Information given:
"""

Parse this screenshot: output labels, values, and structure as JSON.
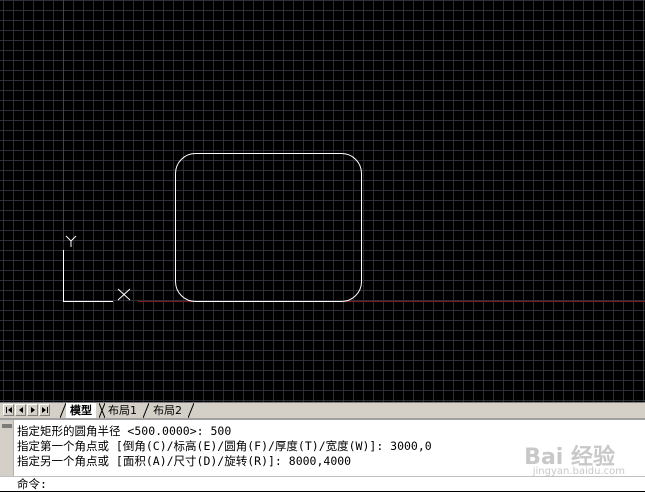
{
  "tabs": {
    "model": "模型",
    "layout1": "布局1",
    "layout2": "布局2"
  },
  "ucs": {
    "x_label": "X",
    "y_label": "Y"
  },
  "command_history": [
    "指定矩形的圆角半径 <500.0000>: 500",
    "指定第一个角点或 [倒角(C)/标高(E)/圆角(F)/厚度(T)/宽度(W)]: 3000,0",
    "指定另一个角点或 [面积(A)/尺寸(D)/旋转(R)]: 8000,4000"
  ],
  "command_prompt": "命令:",
  "watermark": {
    "brand": "Bai 经验",
    "url": "jingyan.baidu.com"
  },
  "colors": {
    "canvas_bg": "#000000",
    "grid": "#2c2f37",
    "x_axis": "#7a1a1a",
    "y_axis": "#1f5a1f",
    "entity": "#ffffff"
  }
}
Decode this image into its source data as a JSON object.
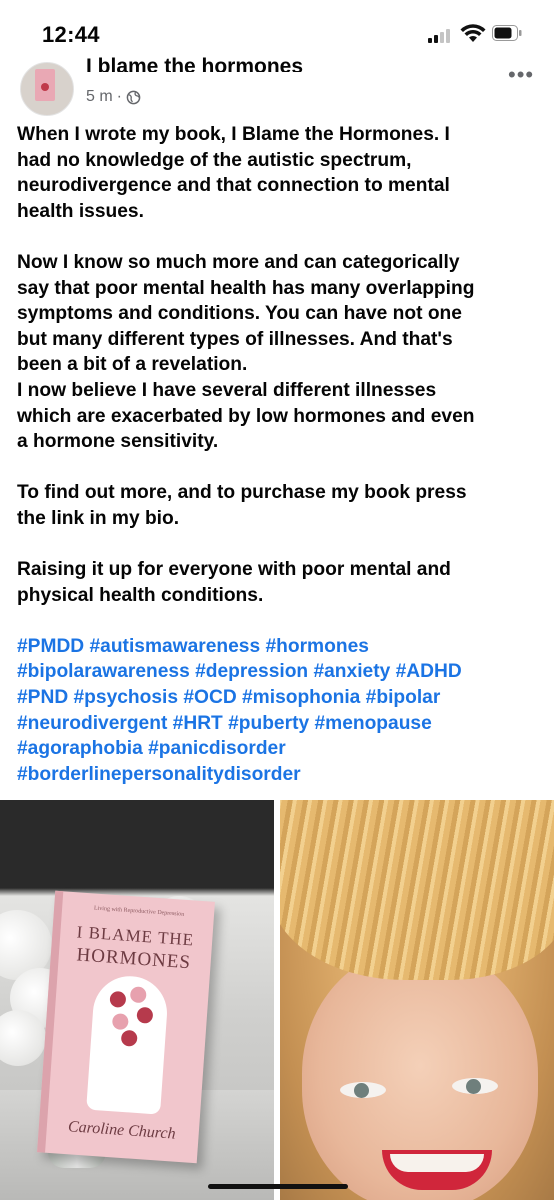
{
  "status_bar": {
    "time": "12:44",
    "icons": [
      "cellular-signal-icon",
      "wifi-icon",
      "battery-icon"
    ]
  },
  "post": {
    "author": "I blame the hormones",
    "time_ago": "5 m",
    "separator": "·",
    "audience_icon": "globe-icon",
    "more_label": "•••",
    "paragraphs": [
      [
        "When I wrote my book, I Blame the Hormones. I",
        "had no knowledge of the autistic spectrum,",
        "neurodivergence and that connection to mental",
        "health issues."
      ],
      [
        "Now I know so much more and can categorically",
        "say that poor mental health has many overlapping",
        "symptoms and conditions. You can have not one",
        "but many different types of illnesses. And that's",
        "been a bit of a revelation.",
        "I now believe I have several different illnesses",
        "which are exacerbated by low hormones and even",
        "a hormone sensitivity."
      ],
      [
        "To find out more, and to purchase my book press",
        "the link in my bio."
      ],
      [
        "Raising it up for everyone with poor mental and",
        "physical health conditions."
      ]
    ],
    "hashtag_lines": [
      "#PMDD #autismawareness #hormones",
      "#bipolarawareness #depression #anxiety #ADHD",
      "#PND #psychosis #OCD #misophonia #bipolar",
      "#neurodivergent #HRT #puberty #menopause",
      "#agoraphobia #panicdisorder",
      "#borderlinepersonalitydisorder"
    ],
    "photos": {
      "book": {
        "tagline": "Living with Reproductive Depression",
        "title_line1": "I BLAME THE",
        "title_line2": "HORMONES",
        "author": "Caroline Church"
      }
    }
  },
  "colors": {
    "hashtag": "#1b74e4",
    "meta_text": "#65676b",
    "text": "#050505"
  }
}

"""

Scan the records above for the string "poor", then report every line that contains it.

Finished task:
        "say that poor mental health has many overlapping",
        "Raising it up for everyone with poor mental and",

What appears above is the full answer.